* Task details *
Scan the lines below; pull out those with "text".
=== Exercise inputs ===
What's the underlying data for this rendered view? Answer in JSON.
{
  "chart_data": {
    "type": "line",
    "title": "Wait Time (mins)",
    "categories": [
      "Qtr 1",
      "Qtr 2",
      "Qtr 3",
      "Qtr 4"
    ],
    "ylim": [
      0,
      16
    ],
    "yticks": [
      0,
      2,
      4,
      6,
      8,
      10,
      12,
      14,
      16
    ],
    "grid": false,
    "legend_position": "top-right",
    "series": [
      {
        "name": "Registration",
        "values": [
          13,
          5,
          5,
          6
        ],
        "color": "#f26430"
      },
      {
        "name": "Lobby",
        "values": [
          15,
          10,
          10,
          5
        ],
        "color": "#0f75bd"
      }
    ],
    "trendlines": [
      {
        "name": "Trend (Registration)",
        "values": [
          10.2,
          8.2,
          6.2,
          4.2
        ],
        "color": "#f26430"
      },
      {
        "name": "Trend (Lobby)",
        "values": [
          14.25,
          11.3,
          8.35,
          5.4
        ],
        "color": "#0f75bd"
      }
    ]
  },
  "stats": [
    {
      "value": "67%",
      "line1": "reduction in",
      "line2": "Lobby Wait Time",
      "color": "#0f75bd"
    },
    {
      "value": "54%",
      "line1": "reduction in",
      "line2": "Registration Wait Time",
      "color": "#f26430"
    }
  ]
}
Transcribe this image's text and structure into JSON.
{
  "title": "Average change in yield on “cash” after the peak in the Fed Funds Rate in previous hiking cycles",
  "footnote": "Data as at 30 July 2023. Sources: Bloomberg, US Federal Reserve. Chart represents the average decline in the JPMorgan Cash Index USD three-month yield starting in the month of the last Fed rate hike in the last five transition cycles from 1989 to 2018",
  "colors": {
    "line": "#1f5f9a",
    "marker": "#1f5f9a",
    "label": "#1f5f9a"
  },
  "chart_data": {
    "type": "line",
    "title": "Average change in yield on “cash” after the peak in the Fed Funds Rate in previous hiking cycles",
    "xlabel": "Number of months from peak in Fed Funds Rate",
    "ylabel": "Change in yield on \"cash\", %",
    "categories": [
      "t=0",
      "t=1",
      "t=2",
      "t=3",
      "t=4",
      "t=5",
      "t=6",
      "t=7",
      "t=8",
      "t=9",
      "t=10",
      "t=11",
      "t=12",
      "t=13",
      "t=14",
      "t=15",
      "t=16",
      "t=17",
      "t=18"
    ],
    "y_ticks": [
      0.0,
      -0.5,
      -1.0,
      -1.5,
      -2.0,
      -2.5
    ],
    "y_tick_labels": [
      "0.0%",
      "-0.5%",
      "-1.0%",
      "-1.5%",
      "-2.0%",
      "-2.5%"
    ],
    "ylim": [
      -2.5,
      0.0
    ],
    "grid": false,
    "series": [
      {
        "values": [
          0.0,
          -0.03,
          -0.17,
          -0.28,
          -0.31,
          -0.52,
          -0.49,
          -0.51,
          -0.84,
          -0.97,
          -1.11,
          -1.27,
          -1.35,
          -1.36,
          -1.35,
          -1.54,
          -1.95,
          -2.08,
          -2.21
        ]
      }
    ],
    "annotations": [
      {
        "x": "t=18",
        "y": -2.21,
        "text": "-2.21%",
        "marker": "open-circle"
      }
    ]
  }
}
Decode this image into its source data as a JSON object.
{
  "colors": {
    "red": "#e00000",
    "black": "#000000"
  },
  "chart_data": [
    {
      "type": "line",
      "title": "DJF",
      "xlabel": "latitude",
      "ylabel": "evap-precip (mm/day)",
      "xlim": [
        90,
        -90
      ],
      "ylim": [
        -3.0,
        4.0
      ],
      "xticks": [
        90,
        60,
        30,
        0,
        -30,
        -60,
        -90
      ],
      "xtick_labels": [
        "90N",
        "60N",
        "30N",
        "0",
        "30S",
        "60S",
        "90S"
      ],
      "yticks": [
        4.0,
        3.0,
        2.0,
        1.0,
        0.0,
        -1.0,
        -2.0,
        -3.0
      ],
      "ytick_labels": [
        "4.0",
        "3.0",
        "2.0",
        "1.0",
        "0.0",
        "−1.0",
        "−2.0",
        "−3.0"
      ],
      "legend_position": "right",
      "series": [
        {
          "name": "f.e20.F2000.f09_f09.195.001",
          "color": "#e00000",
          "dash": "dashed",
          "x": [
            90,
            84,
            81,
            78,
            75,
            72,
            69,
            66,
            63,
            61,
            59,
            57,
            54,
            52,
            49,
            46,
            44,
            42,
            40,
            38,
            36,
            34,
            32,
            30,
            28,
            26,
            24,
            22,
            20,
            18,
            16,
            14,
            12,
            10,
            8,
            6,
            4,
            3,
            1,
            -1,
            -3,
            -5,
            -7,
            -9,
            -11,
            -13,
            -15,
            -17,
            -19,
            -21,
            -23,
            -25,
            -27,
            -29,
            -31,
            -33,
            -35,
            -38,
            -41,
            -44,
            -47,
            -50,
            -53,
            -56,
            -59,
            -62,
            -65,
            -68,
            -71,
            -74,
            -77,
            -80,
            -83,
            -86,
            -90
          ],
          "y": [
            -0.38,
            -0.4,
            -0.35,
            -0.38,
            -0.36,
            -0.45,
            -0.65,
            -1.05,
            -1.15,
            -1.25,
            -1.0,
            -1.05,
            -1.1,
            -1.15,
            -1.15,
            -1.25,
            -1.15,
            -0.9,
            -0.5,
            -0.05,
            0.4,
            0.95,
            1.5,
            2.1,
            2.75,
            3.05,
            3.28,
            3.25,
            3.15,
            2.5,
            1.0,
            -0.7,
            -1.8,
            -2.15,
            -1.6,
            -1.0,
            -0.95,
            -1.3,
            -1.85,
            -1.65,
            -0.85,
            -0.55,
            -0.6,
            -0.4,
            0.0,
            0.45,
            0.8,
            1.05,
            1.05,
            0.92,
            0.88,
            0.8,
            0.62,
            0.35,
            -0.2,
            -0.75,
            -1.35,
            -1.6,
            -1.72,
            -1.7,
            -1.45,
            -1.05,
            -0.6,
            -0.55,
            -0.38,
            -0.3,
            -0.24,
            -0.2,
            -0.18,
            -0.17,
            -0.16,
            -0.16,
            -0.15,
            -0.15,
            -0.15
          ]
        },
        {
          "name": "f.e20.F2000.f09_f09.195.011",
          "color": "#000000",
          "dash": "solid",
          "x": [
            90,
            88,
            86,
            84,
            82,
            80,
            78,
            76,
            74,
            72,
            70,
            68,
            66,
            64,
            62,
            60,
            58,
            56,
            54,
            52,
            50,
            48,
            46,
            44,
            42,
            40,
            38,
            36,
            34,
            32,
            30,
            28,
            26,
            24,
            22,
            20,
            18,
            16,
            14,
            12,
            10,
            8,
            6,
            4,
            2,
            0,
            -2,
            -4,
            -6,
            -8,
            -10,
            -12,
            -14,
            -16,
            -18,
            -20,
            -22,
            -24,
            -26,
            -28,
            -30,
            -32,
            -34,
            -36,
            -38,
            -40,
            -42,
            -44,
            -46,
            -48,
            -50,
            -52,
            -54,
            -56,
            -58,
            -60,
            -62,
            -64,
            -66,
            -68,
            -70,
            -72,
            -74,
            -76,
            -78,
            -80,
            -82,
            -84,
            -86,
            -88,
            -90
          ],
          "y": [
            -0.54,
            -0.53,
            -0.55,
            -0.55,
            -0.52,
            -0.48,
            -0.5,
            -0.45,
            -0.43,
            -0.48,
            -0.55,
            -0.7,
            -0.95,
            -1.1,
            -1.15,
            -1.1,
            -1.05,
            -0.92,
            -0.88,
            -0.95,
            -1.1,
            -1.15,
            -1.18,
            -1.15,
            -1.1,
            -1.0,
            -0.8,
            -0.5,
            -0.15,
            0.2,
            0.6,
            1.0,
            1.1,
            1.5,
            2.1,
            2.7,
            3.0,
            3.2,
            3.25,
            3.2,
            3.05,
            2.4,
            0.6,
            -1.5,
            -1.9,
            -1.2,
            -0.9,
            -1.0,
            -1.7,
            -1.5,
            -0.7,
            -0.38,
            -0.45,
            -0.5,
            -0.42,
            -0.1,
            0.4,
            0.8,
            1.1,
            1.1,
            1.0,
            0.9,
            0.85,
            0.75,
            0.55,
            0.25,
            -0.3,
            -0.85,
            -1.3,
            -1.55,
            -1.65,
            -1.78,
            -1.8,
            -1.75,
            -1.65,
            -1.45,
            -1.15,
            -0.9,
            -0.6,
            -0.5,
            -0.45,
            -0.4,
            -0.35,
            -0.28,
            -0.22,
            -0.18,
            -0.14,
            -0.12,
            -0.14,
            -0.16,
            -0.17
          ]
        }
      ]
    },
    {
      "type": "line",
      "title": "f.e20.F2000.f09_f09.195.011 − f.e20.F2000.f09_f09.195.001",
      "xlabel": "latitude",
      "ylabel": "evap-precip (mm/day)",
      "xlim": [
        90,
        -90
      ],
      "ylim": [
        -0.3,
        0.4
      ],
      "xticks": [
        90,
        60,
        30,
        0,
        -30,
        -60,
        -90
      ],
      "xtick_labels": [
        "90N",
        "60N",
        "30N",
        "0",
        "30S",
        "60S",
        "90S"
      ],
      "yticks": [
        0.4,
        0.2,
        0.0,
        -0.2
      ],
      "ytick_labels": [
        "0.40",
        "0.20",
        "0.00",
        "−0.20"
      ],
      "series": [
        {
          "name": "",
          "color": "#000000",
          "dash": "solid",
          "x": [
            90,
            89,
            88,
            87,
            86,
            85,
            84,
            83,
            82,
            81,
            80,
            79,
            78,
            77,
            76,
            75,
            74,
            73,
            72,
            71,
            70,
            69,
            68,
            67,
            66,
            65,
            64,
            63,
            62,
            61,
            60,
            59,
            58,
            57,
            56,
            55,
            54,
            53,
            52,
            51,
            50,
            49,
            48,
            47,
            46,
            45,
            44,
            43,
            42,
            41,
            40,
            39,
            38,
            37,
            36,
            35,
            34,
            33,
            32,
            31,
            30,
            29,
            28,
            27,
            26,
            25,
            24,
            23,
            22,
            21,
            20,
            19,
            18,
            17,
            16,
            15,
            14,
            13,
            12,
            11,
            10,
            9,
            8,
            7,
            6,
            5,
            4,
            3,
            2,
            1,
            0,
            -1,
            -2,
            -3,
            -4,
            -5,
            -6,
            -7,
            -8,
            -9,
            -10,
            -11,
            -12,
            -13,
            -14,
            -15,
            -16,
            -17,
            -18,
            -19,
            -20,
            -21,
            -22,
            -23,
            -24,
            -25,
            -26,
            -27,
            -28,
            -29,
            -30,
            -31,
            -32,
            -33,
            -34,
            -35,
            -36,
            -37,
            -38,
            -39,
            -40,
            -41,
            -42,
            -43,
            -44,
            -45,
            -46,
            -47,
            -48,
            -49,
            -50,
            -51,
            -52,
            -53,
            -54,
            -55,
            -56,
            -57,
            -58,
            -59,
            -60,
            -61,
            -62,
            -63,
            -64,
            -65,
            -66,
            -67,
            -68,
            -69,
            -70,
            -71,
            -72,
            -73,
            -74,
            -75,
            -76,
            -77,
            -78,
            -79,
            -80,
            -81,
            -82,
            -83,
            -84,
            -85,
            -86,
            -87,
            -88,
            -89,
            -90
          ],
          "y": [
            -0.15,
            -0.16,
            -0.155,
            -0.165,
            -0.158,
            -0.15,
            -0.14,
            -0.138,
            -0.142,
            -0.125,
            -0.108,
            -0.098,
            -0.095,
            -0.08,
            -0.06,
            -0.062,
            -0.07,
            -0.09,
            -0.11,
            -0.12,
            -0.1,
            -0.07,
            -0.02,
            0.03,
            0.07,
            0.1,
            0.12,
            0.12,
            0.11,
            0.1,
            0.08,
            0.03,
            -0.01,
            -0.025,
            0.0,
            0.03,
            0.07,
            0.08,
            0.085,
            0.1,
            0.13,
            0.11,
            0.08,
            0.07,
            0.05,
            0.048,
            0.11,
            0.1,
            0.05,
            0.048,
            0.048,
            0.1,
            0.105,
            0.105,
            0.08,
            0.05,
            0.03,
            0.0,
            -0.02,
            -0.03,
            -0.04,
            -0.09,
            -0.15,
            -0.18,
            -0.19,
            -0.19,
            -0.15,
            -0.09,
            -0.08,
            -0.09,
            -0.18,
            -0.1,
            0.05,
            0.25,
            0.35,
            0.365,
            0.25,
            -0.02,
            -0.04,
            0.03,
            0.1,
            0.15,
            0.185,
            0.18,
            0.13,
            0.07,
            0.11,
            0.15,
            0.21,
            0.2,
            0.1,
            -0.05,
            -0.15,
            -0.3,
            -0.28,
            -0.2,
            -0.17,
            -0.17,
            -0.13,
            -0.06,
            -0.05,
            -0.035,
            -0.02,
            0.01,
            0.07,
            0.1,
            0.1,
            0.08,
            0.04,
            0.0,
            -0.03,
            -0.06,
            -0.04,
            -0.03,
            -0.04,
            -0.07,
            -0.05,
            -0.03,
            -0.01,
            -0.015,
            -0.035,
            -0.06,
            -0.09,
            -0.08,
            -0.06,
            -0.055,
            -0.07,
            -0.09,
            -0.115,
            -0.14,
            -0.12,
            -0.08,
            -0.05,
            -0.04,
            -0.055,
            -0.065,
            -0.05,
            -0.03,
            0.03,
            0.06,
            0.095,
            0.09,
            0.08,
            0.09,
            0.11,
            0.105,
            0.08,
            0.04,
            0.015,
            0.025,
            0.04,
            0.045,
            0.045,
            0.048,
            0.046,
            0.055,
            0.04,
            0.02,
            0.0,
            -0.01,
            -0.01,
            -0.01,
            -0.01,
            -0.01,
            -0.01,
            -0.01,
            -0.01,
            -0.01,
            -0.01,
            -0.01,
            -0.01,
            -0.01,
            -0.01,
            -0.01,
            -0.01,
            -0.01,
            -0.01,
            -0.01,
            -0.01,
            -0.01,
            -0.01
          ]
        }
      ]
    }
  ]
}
===
* Result of this task *
Transcribe this image's text and structure into JSON.
        "text": "-2.21%",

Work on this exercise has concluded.